*GIVEN TEXT*
*** Begin section ***

The web has long been a playground for hackers, offering up hundreds of millions of public-facing servers to comb through for basic vulnerabilities to exploit. Now one hacker tool is about to take that practice to its logical, extreme conclusion: Scanning every website in the world to find and then publicly release their exploitable flaws, all at the same time—and all in the name of making the web more secure.

At the Defcon hacker conference next week, Alejandro Caceres and Jason Hopper plan to release—or, rather, to upgrade and re-release after a years-long hiatus—a tool called PunkSpider. Essentially a search engine that constantly crawls the entire web, PunkSpider automatically identifies hackable vulnerabilities in websites, and then allows anyone to search those results to find sites susceptible to everything from defacement to data leaks.

PunkSpider's creators say it will catalog hundreds of thousands of those unpatched vulnerabilities at launch, making all of them publicly accessible. Caceres and Hopper acknowledge that in doing so, their tool could potentially expose those sites to real-world attacks. But they hope that visibility will force the web's administrators to acknowledge that their websites contain simple, glaring, and in some cases dangerous flaws—and hopefully fix them.

*** End section ***

*DATA EXTRACT*
*** Begin section ***

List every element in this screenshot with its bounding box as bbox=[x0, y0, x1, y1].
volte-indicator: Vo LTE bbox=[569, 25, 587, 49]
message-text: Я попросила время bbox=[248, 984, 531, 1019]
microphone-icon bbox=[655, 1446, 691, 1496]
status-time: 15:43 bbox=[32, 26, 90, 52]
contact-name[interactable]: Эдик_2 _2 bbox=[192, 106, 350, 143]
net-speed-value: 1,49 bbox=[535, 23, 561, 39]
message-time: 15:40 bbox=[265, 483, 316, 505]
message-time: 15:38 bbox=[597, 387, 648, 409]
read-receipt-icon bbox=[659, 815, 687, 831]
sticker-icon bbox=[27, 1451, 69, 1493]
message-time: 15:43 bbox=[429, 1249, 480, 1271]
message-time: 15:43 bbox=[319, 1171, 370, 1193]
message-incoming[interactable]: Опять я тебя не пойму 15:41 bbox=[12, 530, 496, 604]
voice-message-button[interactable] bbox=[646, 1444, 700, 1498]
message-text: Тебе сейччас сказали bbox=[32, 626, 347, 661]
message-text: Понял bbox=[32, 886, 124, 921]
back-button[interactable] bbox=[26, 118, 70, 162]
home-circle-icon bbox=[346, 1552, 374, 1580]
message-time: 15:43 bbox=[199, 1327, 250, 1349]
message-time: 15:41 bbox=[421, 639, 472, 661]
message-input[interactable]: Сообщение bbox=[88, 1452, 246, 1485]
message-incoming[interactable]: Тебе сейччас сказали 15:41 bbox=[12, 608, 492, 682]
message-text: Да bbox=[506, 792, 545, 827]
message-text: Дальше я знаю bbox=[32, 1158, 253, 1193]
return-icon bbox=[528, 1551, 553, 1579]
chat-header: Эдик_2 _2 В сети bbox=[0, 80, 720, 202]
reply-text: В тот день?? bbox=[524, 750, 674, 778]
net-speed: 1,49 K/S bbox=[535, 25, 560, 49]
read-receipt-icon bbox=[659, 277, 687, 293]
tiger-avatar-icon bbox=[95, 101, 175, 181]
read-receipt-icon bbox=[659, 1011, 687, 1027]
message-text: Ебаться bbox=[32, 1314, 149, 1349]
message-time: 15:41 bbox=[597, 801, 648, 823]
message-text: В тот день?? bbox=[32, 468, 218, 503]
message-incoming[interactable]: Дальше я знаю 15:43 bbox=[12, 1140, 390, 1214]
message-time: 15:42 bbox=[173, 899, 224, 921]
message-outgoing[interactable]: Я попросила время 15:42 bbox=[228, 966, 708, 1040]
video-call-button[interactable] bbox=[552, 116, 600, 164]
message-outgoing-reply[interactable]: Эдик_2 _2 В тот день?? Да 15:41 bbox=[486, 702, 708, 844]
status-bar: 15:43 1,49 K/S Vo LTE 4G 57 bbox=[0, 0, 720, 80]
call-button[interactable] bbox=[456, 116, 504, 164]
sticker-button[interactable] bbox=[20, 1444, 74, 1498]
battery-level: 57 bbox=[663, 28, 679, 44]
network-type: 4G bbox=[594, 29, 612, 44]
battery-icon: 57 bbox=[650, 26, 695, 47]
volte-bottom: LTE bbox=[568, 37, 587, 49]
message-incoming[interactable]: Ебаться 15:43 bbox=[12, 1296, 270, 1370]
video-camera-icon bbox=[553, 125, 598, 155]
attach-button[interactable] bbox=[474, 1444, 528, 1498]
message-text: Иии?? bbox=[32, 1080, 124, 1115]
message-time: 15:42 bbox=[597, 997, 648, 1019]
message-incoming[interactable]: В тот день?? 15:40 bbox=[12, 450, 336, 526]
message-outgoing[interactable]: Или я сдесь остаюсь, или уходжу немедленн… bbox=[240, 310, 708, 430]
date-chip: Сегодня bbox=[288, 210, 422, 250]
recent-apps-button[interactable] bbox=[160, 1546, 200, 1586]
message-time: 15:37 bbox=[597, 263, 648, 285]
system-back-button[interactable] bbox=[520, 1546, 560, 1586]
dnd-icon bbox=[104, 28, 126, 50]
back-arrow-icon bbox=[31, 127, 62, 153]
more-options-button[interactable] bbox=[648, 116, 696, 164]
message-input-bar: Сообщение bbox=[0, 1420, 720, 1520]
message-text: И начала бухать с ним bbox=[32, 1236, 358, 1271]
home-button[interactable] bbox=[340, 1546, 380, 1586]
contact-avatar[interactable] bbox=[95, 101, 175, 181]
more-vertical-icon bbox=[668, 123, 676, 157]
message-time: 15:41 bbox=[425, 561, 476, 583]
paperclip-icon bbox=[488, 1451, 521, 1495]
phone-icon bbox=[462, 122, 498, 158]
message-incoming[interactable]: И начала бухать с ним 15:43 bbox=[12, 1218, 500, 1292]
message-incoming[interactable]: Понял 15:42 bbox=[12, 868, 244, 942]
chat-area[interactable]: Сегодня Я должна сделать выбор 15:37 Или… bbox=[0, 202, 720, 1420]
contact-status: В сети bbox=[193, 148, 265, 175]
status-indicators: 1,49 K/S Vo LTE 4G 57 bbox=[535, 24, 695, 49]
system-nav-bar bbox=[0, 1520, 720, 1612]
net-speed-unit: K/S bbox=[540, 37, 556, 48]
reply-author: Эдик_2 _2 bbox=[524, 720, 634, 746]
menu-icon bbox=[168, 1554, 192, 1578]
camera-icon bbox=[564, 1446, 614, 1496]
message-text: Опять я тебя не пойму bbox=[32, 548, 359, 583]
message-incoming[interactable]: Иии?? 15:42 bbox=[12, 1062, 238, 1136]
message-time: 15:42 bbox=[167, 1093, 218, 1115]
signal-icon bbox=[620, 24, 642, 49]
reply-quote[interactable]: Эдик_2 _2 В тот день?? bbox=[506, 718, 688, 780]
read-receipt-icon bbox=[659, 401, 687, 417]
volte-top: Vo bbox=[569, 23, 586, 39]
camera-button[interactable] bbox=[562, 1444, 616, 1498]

*** End section ***

*WHAT THIS EXERCISE ASKS*
1. Answer these questions using the text on PunkSpider:
(a) At what event do Caceres and Hopper plan to release the tool?
(b) How many unpatched vulnerabilities do the creators say it will catalog at launch?
(c) What does PunkSpider constantly crawl?
2. Decide whether each statement agrees with the text on PunkSpider. Answer yes or no, and quote the words of the text that settle it.
(a) PunkSpider has never been released before.
(b) Anyone will be able to search the results PunkSpider finds.
(c) Caceres and Hopper deny that their tool could expose sites to attacks.
3. Copy word for word the part of the text on PunkSpider from "The web has" up to and including "web more secure.".
The listing plays no part in this work.

*RESPONSES BY ITEM NUMBER*
1.
(a) The Defcon hacker conference.
(b) Hundreds of thousands.
(c) The entire web.

2.
(a) No: "to upgrade and re-release after a years-long hiatus"
(b) Yes: "allows anyone to search those results"
(c) No: "Caceres and Hopper acknowledge that in doing so, their tool could potentially expose those sites to real-world attacks."

3.
The web has long been a playground for hackers, offering up hundreds of millions of public-facing servers to comb through for basic vulnerabilities to exploit. Now one hacker tool is about to take that practice to its logical, extreme conclusion: Scanning every website in the world to find and then publicly release their exploitable flaws, all at the same time—and all in the name of making the web more secure.